[AVAILABLE RECORDS start]
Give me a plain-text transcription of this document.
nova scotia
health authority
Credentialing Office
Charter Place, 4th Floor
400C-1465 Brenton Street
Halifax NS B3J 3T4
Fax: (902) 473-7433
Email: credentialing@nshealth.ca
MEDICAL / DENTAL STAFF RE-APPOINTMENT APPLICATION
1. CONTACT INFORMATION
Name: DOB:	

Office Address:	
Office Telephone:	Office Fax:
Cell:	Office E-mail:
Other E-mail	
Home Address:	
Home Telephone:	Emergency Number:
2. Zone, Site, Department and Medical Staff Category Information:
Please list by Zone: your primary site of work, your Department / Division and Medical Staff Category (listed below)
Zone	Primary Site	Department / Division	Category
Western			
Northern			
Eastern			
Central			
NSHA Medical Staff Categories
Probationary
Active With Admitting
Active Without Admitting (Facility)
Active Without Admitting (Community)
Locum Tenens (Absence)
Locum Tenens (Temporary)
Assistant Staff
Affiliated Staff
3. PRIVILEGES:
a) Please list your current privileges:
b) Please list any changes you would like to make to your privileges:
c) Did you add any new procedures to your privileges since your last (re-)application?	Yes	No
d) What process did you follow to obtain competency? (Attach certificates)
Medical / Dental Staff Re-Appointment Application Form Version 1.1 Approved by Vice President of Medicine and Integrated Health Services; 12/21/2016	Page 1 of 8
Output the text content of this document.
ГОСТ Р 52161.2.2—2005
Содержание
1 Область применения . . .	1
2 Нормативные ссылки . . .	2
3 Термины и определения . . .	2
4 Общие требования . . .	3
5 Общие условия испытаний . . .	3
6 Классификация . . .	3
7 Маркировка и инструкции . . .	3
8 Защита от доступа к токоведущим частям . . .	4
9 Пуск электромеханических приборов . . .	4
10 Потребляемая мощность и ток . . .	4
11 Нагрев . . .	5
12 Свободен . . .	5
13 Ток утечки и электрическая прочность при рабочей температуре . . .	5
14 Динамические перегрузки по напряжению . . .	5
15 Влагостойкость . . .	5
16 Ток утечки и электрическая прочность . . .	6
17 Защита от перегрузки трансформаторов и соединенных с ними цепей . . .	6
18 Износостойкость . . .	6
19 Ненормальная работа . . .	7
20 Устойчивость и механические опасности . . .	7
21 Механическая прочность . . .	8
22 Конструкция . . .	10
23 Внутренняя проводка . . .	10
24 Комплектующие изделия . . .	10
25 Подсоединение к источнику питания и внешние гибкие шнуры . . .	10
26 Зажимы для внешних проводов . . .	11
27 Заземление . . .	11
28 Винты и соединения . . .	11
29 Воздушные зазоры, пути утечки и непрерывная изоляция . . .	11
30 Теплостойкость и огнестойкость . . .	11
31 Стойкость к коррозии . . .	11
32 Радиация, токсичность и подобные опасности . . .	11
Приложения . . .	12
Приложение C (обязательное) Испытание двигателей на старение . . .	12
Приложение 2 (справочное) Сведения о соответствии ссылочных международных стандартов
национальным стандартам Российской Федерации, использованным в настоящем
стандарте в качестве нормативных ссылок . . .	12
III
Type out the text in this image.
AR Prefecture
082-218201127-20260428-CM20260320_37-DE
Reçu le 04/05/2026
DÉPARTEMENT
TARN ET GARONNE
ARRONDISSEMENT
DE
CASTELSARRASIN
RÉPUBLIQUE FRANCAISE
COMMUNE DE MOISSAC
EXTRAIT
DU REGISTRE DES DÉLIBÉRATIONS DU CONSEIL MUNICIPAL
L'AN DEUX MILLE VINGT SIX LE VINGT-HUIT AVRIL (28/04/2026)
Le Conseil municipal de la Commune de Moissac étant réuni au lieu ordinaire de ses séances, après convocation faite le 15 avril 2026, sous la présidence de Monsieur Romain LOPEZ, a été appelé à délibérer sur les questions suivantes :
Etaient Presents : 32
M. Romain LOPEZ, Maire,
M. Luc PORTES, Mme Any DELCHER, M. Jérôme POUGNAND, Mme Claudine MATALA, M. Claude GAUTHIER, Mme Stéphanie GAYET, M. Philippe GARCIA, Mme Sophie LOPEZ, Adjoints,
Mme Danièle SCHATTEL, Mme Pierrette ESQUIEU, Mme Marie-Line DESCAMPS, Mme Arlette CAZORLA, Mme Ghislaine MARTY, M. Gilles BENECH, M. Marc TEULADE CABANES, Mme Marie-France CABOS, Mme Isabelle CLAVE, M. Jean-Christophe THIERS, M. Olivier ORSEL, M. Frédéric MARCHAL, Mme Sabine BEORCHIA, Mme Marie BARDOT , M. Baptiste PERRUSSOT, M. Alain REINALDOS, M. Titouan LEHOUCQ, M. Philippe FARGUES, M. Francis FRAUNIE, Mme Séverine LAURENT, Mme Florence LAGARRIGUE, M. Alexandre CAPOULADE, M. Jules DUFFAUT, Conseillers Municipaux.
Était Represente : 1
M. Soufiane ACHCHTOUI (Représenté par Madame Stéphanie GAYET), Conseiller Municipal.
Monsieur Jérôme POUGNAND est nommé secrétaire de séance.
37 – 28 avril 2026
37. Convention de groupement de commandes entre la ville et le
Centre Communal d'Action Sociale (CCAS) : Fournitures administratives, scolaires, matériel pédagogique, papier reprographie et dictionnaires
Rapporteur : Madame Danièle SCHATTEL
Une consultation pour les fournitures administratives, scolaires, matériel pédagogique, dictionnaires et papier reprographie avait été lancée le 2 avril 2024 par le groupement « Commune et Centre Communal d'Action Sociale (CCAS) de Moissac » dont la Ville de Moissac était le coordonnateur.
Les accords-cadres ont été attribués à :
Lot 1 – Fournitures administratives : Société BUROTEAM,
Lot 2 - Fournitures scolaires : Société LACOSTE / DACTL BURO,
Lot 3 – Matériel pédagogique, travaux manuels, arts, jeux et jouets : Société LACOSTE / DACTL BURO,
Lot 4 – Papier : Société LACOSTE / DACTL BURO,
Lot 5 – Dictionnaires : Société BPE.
[AVAILABLE RECORDS end]
▶ **WRITTEN REQUEST**:
Copy out each line of the data where the string "Jérôme" appears.

▶ **RESULT OF THIS TASK**:
M. Luc PORTES, Mme Any DELCHER, M. Jérôme POUGNAND, Mme Claudine MATALA, M. Claude GAUTHIER, Mme Stéphanie GAYET, M. Philippe GARCIA, Mme Sophie LOPEZ, Adjoints,
Monsieur Jérôme POUGNAND est nommé secrétaire de séance.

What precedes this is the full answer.